+++ Data section

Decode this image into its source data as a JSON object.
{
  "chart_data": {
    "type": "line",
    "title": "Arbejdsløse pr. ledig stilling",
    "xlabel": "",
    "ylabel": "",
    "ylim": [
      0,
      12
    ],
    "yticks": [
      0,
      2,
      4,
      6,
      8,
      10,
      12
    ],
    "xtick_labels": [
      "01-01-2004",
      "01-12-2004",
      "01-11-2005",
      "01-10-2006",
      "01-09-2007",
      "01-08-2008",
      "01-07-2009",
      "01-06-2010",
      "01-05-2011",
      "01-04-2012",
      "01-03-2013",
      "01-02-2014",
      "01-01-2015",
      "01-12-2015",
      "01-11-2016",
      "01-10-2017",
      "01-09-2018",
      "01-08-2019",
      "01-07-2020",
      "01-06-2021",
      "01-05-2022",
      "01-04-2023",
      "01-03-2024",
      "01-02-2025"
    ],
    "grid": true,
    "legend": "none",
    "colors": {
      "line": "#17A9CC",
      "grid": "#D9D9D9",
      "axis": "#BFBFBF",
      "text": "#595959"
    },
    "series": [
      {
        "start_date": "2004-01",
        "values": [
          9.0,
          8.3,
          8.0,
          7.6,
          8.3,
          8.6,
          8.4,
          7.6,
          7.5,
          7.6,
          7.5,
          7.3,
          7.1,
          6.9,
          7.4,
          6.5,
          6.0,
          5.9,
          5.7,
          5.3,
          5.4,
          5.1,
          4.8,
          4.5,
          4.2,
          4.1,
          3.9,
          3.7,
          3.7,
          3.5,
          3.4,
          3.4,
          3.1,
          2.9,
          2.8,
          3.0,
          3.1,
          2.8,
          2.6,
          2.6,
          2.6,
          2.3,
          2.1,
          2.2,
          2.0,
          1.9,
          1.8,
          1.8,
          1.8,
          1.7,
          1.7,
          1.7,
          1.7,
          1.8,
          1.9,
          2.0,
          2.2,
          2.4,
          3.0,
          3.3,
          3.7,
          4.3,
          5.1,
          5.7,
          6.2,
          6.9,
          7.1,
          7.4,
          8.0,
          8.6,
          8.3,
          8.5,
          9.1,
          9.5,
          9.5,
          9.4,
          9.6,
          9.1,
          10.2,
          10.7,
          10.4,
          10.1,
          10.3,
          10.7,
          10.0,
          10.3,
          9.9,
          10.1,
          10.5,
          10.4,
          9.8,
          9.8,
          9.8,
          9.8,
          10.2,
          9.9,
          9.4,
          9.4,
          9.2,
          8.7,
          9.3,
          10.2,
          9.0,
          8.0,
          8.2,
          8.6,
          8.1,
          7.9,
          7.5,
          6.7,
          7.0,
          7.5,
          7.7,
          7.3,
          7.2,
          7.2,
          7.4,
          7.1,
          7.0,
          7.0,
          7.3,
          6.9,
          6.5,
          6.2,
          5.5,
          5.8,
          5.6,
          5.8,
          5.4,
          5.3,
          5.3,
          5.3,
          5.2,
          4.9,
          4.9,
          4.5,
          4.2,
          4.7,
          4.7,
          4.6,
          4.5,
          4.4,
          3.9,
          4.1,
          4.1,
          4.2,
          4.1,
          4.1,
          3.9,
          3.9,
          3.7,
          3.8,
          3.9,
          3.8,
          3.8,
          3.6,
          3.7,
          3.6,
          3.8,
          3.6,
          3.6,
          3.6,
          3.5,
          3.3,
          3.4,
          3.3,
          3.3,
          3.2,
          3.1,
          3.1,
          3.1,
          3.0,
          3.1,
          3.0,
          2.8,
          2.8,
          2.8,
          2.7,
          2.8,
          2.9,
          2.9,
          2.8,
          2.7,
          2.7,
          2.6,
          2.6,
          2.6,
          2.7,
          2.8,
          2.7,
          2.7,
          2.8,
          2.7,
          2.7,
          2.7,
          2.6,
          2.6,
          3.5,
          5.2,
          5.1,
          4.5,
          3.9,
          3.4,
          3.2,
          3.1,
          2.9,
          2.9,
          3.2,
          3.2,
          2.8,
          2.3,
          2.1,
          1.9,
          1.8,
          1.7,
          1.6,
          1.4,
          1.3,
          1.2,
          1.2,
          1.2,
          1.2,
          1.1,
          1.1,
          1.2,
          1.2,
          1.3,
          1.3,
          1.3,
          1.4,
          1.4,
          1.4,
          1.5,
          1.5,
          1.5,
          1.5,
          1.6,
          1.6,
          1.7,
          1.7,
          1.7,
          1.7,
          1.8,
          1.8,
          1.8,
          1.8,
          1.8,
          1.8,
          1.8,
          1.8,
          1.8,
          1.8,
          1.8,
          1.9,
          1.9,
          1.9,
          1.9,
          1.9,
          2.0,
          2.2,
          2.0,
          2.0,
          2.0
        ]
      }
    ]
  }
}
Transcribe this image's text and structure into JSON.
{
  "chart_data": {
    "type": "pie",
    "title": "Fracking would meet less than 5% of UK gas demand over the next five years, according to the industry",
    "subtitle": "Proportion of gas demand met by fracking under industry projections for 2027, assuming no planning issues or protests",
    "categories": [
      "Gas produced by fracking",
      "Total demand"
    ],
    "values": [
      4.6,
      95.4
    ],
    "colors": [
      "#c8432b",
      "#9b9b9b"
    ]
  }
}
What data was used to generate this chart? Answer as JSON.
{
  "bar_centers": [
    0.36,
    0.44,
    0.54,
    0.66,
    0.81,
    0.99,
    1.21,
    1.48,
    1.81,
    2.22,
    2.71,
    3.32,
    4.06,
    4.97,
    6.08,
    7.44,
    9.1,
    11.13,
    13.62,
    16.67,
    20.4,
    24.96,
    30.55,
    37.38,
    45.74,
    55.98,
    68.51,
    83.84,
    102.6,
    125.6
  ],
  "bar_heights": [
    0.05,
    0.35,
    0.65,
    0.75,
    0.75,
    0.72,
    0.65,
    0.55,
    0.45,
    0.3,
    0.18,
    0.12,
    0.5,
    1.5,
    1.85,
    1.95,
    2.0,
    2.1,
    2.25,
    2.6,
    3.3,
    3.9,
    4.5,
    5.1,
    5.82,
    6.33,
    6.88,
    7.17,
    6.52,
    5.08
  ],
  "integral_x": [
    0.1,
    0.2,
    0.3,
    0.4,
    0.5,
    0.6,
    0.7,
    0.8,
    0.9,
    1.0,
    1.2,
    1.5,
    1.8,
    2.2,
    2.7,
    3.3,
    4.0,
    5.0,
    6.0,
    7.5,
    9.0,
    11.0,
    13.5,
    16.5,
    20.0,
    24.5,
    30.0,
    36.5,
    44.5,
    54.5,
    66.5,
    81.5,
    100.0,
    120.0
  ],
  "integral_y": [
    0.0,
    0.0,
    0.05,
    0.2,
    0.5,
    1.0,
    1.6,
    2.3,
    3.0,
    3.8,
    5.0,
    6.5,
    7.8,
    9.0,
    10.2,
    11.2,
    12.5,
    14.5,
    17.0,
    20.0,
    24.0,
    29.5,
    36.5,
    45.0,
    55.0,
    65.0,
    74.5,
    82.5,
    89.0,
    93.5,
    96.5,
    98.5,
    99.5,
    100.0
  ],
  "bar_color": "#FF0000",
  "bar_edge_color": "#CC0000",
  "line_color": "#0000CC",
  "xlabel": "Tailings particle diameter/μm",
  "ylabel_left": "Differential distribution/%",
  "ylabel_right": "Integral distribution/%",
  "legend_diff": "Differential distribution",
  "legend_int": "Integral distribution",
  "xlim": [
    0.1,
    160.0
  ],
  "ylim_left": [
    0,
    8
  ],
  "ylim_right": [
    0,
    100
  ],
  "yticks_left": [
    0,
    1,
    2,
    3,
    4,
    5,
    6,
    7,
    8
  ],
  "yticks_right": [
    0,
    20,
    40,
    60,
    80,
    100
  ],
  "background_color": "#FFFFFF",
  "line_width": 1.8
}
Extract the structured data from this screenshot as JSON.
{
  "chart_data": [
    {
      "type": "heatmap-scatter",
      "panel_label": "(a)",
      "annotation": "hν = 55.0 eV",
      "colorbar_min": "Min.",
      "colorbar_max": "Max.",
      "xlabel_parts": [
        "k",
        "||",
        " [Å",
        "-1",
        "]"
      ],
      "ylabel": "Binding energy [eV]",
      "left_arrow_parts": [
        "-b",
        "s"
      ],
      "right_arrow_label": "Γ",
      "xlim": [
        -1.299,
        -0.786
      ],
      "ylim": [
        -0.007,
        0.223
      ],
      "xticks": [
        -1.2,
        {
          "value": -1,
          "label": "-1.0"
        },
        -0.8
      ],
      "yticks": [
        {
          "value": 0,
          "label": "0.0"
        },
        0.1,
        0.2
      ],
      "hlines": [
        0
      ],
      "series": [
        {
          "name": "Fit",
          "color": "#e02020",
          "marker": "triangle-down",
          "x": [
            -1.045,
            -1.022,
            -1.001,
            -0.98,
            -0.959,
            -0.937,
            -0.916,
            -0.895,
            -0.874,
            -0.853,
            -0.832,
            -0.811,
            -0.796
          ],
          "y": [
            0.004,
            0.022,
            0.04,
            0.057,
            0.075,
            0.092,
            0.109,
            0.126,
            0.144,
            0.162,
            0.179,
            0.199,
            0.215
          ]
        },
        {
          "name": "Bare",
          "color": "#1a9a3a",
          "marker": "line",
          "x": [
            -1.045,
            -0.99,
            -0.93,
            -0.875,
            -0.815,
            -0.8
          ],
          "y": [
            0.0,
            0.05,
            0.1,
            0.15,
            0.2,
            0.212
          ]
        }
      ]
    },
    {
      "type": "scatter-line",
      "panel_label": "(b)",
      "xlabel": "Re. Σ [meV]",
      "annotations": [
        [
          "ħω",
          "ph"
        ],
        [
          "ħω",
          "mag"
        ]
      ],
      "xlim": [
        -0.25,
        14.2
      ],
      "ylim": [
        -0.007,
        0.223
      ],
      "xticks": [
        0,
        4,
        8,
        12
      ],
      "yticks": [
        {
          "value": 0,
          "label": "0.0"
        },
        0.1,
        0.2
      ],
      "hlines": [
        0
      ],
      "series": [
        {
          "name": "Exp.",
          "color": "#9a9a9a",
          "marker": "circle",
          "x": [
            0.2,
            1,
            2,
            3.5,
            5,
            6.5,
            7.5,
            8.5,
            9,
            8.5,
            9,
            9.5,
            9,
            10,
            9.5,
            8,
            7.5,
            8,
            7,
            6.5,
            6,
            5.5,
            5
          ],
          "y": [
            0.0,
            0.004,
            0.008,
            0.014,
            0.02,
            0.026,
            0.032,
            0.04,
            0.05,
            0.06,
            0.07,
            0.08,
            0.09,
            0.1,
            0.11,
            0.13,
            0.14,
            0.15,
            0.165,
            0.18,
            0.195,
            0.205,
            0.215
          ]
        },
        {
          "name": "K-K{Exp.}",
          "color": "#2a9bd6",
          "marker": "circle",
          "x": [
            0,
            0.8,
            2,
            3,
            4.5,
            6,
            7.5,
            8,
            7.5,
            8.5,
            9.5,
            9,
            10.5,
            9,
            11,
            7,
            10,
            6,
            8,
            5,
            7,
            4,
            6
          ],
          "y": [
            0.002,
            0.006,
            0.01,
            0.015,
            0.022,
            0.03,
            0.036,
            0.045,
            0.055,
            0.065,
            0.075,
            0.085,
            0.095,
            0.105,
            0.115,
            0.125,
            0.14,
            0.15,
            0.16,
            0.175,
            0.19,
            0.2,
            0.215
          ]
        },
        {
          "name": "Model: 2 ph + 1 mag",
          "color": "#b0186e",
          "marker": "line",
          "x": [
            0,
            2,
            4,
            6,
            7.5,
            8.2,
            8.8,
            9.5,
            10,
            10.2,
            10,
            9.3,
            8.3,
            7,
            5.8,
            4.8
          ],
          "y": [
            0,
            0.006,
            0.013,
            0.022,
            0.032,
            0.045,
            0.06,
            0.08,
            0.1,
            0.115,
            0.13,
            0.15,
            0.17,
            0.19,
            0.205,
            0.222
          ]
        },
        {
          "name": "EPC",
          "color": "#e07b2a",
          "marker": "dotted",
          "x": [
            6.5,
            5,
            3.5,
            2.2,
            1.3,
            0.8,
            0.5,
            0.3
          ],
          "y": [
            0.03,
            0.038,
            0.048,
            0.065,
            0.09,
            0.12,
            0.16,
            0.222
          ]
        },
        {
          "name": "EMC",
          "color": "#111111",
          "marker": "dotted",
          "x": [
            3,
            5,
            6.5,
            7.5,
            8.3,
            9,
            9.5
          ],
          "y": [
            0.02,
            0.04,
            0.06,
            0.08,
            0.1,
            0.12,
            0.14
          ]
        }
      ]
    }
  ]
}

++++++

### [Exercise task]
Copy each line that contains the word "industry".

### [In response]
    "title": "Fracking would meet less than 5% of UK gas demand over the next five years, according to the industry",
    "subtitle": "Proportion of gas demand met by fracking under industry projections for 2027, assuming no planning issues or protests",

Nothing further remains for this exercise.